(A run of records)
══════════════════════════════
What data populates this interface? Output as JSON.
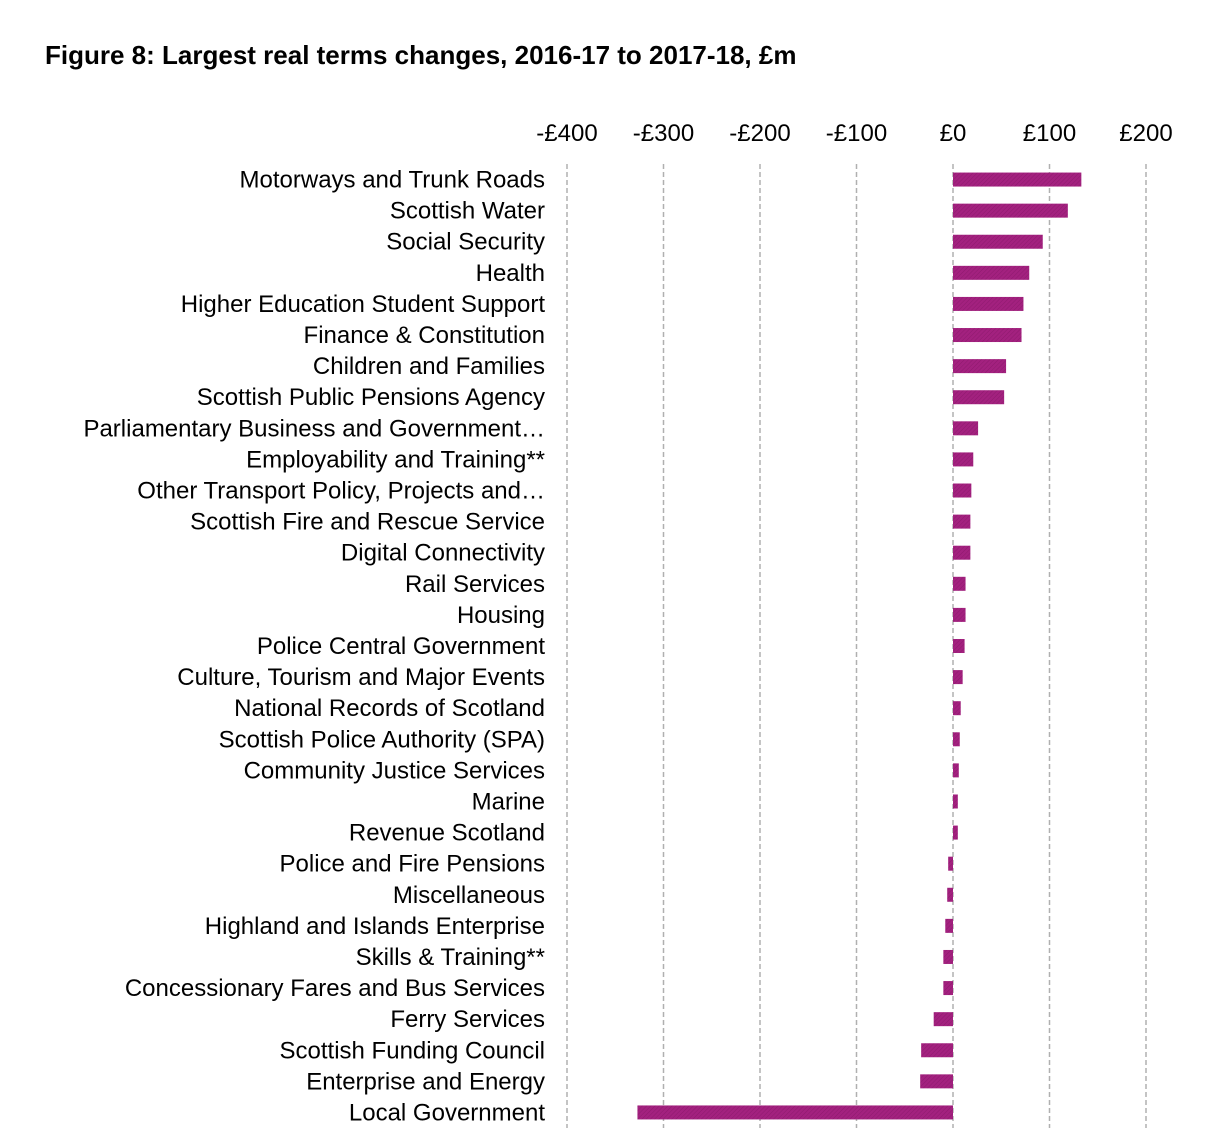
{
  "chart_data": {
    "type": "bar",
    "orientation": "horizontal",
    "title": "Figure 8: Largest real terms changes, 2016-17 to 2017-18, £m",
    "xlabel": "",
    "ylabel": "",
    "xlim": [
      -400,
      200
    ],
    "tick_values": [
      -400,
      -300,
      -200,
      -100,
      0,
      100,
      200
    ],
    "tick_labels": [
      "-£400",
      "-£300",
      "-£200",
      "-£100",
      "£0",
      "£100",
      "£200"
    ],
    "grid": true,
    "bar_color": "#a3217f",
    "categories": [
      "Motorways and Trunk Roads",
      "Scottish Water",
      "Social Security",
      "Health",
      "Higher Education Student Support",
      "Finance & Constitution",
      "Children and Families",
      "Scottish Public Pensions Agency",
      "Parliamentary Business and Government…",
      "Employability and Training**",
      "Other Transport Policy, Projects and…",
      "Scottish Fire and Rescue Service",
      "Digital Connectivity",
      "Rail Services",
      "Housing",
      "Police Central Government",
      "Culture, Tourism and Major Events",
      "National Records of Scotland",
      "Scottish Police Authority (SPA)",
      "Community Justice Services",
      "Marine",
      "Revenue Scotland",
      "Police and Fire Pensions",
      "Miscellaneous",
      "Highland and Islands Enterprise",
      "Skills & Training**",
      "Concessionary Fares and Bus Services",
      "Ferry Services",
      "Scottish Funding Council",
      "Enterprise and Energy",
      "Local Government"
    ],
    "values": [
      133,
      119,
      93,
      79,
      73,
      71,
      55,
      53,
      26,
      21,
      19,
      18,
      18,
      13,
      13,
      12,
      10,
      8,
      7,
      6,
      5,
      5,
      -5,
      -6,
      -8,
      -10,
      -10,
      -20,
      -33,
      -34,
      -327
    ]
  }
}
══════════════════════════════
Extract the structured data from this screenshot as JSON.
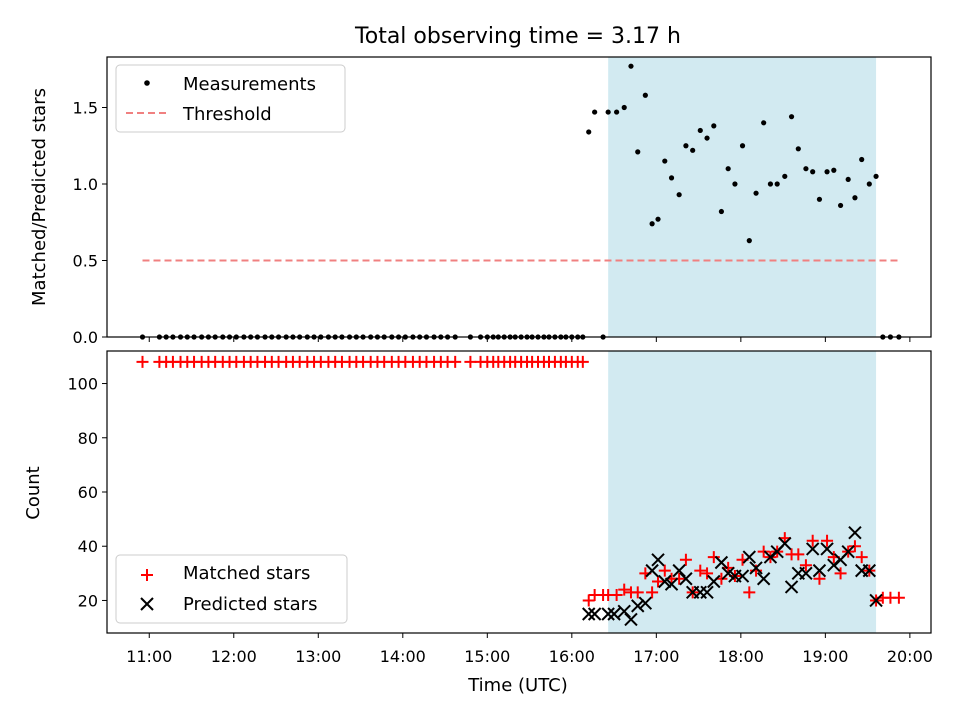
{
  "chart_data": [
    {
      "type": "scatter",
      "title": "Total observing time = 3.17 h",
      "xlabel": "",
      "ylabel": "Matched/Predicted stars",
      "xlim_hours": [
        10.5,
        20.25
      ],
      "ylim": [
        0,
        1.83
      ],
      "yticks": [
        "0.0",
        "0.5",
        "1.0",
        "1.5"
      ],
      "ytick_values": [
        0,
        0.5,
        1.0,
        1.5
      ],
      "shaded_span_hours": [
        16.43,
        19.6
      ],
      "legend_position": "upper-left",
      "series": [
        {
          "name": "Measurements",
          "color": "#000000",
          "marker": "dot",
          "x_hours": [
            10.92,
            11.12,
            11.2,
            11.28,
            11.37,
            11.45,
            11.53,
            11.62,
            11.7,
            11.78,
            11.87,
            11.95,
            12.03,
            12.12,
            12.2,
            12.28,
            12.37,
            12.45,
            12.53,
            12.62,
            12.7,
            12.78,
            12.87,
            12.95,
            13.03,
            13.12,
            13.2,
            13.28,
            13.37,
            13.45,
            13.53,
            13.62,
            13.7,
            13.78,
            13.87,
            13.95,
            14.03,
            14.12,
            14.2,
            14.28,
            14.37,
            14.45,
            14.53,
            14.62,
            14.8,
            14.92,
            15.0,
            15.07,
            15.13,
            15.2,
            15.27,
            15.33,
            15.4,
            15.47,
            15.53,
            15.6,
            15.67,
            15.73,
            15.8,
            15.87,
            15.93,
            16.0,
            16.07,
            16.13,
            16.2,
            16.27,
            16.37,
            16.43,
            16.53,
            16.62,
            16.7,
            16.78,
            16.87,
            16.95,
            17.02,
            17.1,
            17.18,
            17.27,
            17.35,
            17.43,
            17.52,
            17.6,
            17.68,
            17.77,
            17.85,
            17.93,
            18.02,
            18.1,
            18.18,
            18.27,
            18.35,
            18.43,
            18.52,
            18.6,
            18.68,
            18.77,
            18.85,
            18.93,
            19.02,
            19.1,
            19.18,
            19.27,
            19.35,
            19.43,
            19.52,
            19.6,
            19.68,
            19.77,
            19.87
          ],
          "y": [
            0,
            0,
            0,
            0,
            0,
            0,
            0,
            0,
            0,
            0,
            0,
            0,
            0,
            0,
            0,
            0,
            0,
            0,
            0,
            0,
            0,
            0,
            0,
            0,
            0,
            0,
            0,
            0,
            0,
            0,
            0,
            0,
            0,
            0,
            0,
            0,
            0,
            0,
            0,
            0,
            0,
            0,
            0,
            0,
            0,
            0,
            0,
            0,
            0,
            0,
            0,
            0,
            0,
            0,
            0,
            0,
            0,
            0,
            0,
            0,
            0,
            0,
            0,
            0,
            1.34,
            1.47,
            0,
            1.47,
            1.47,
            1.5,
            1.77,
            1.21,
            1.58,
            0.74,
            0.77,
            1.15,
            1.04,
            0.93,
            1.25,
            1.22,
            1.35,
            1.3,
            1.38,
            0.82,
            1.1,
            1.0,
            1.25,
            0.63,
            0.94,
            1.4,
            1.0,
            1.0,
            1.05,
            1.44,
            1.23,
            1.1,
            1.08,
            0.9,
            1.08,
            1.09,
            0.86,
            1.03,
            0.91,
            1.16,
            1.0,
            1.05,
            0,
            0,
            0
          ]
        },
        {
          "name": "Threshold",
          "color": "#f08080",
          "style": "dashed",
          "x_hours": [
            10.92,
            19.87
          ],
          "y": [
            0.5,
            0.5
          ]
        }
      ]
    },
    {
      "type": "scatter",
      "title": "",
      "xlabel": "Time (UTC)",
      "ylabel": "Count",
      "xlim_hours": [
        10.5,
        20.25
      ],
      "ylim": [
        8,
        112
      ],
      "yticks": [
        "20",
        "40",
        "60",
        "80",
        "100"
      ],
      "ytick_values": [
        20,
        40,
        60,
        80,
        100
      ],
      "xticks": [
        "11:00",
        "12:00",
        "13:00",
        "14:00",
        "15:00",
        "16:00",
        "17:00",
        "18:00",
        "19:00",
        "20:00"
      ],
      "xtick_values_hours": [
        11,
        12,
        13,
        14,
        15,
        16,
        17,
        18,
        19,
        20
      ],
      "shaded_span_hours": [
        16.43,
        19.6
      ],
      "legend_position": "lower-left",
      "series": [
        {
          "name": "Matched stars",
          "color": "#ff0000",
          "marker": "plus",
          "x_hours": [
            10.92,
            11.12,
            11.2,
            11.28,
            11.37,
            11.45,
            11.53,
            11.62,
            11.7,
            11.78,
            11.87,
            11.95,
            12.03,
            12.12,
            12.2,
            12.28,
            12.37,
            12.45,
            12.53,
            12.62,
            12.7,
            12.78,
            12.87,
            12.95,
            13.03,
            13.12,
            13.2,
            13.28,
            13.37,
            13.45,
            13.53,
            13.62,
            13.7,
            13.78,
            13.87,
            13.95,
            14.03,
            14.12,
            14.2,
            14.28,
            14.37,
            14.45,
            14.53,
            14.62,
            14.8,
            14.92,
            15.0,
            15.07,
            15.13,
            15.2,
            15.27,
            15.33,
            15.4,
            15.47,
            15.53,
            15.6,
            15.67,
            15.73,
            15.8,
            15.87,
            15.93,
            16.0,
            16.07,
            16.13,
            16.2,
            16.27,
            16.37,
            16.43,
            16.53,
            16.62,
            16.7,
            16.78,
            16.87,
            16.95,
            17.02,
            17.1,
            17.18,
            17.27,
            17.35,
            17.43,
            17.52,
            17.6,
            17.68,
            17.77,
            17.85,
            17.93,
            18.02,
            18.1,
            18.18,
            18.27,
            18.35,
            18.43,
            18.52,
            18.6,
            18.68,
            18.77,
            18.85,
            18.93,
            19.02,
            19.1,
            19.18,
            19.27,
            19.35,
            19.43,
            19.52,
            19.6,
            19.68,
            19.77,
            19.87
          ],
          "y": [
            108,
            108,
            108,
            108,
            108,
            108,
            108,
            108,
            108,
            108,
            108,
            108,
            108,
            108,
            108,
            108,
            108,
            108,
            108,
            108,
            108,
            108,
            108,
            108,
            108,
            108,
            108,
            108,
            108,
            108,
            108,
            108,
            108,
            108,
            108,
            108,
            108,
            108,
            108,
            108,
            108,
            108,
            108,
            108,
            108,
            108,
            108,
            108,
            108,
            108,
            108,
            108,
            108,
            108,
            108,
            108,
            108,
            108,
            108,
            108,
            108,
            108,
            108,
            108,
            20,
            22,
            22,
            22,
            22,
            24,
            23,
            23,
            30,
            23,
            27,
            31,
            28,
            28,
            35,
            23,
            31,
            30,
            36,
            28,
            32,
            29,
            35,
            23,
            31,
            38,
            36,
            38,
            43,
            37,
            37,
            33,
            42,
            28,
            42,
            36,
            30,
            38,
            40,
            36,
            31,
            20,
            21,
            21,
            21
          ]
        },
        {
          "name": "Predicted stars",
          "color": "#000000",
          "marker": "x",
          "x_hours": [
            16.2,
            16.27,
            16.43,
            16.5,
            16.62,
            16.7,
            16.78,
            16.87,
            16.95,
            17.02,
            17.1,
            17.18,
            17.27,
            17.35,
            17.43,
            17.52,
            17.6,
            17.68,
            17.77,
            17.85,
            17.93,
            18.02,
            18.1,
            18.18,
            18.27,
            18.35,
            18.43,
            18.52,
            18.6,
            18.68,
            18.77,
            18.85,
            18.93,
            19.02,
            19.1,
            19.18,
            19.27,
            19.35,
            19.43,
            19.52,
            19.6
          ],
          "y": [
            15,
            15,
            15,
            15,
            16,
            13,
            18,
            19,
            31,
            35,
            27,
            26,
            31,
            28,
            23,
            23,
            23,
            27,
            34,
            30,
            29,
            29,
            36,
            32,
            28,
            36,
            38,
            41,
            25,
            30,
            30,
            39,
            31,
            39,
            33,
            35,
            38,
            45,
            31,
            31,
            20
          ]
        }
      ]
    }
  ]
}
══════════════════════════════
**EXERCISE PROMPT**
Which lines hold the word "Police"? Copy all of them.

**FINAL RESULT**
      "Police Central Government",
      "Scottish Police Authority (SPA)",
      "Police and Fire Pensions",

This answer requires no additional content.